● **RECORDS FOR THE TASK**
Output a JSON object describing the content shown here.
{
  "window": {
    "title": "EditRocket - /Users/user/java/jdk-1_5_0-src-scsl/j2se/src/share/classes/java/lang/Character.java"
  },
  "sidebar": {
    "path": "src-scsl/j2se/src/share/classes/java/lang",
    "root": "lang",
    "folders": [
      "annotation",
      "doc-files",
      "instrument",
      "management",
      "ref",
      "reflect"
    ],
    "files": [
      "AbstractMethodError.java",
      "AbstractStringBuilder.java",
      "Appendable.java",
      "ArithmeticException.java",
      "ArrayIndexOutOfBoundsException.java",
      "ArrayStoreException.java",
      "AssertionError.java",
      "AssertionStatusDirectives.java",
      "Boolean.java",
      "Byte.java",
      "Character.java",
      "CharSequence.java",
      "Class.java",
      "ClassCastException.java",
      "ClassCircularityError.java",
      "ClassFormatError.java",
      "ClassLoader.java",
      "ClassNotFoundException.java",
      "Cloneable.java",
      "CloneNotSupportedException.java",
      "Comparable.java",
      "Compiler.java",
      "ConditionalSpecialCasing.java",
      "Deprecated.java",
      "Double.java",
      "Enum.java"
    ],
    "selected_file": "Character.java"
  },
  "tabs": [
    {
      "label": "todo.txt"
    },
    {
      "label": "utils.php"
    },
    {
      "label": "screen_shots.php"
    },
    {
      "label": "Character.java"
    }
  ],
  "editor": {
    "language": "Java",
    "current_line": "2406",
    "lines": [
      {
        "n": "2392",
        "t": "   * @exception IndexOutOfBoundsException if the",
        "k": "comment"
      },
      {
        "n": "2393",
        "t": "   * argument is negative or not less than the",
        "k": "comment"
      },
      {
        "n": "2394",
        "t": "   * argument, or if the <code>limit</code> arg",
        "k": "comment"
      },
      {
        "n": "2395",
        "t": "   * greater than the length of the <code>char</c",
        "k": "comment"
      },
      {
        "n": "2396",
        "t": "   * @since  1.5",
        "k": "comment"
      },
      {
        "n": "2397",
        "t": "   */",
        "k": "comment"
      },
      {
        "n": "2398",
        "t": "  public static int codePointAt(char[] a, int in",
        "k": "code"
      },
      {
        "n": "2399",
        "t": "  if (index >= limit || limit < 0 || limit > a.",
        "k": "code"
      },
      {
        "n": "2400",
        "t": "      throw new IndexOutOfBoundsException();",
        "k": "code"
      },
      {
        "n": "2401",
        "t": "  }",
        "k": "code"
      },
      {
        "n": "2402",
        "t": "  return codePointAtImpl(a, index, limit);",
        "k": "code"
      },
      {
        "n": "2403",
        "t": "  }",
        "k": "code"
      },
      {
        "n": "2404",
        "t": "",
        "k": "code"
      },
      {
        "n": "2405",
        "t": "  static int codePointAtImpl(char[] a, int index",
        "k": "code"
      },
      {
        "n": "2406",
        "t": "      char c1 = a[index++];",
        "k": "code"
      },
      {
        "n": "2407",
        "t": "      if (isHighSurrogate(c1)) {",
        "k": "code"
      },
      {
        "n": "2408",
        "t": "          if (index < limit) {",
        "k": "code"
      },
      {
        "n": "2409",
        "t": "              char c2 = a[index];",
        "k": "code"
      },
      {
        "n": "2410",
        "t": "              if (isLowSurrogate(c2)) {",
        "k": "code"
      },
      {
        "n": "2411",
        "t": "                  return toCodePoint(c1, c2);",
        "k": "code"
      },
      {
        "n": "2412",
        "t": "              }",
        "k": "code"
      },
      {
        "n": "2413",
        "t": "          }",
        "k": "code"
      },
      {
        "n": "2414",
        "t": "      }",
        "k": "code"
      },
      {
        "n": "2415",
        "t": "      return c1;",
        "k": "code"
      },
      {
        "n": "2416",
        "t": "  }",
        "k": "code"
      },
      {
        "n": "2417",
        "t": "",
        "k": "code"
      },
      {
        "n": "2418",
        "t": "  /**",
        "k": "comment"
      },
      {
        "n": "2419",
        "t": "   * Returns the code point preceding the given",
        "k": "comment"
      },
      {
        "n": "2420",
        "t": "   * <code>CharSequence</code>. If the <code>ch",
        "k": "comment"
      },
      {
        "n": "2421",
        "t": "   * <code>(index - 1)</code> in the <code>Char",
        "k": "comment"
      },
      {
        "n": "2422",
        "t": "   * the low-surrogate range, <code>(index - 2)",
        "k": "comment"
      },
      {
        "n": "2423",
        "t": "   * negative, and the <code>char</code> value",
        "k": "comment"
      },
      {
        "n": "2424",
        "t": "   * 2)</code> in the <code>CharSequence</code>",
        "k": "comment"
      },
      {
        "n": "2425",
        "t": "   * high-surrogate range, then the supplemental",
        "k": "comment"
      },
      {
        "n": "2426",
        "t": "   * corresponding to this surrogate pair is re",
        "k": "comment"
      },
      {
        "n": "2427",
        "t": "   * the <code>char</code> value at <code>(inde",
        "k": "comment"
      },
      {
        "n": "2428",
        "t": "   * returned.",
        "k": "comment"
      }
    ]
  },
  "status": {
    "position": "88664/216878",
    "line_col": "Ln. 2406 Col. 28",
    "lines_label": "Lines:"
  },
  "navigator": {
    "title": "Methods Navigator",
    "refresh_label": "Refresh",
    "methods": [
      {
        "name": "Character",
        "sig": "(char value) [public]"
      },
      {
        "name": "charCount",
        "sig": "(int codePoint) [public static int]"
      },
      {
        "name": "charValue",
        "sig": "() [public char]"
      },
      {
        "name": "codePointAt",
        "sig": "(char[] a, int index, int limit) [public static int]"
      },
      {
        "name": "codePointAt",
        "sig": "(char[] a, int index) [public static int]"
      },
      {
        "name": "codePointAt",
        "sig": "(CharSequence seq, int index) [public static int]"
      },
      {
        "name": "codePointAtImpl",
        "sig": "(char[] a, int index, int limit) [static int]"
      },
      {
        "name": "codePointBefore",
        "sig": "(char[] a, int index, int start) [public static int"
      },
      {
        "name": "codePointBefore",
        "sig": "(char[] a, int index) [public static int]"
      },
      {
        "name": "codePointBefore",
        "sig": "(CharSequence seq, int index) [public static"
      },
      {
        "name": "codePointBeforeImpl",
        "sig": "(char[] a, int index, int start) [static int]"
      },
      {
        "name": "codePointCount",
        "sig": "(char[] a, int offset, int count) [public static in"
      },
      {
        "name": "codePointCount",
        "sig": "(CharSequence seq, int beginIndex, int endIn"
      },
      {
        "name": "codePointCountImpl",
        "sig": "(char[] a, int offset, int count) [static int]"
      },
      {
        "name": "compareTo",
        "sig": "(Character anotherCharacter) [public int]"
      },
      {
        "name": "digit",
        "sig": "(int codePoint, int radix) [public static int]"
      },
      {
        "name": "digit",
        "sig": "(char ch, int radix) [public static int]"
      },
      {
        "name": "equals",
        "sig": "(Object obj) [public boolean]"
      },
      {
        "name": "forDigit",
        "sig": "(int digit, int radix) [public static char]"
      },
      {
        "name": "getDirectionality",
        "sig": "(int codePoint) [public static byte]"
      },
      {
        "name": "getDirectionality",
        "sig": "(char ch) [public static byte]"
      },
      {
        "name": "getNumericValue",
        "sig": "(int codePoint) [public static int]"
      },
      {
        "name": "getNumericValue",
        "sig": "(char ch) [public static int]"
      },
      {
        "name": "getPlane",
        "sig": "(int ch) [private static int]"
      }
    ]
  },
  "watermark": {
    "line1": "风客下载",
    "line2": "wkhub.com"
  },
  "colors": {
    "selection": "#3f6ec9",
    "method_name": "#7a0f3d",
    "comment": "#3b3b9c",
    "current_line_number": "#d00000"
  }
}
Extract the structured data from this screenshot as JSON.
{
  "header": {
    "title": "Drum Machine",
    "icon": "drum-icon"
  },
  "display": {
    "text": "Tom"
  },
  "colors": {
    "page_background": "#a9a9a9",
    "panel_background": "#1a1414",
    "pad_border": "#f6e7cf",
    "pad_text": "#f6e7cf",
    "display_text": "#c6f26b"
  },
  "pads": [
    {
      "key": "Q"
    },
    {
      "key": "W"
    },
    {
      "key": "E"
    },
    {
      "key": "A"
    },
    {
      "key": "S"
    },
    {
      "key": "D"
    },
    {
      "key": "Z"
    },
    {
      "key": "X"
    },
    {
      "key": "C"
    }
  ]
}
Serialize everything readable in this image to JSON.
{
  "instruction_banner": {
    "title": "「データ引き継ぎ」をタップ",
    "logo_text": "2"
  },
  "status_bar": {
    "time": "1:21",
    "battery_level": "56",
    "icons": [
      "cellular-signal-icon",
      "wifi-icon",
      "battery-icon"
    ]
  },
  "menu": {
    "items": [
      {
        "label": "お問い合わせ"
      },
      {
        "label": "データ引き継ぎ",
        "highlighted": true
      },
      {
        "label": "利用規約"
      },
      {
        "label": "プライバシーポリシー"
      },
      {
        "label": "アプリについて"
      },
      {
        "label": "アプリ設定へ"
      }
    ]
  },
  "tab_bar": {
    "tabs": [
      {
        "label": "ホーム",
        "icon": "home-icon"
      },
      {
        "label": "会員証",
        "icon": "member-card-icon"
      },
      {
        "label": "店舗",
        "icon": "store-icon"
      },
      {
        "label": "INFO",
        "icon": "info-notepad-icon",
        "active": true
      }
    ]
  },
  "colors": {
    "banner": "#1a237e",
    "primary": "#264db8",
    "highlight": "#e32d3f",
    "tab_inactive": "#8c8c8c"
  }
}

● **GIVEN INSTRUCTION**
Every line that holds the string "CharSequence" should be returned.

● **FULL SOLUTION**
      "CharSequence.java",
        "t": "   * <code>CharSequence</code>. If the <code>ch",
        "t": "   * 2)</code> in the <code>CharSequence</code>",
        "sig": "(CharSequence seq, int index) [public static int]"
        "sig": "(CharSequence seq, int index) [public static"
        "sig": "(CharSequence seq, int beginIndex, int endIn"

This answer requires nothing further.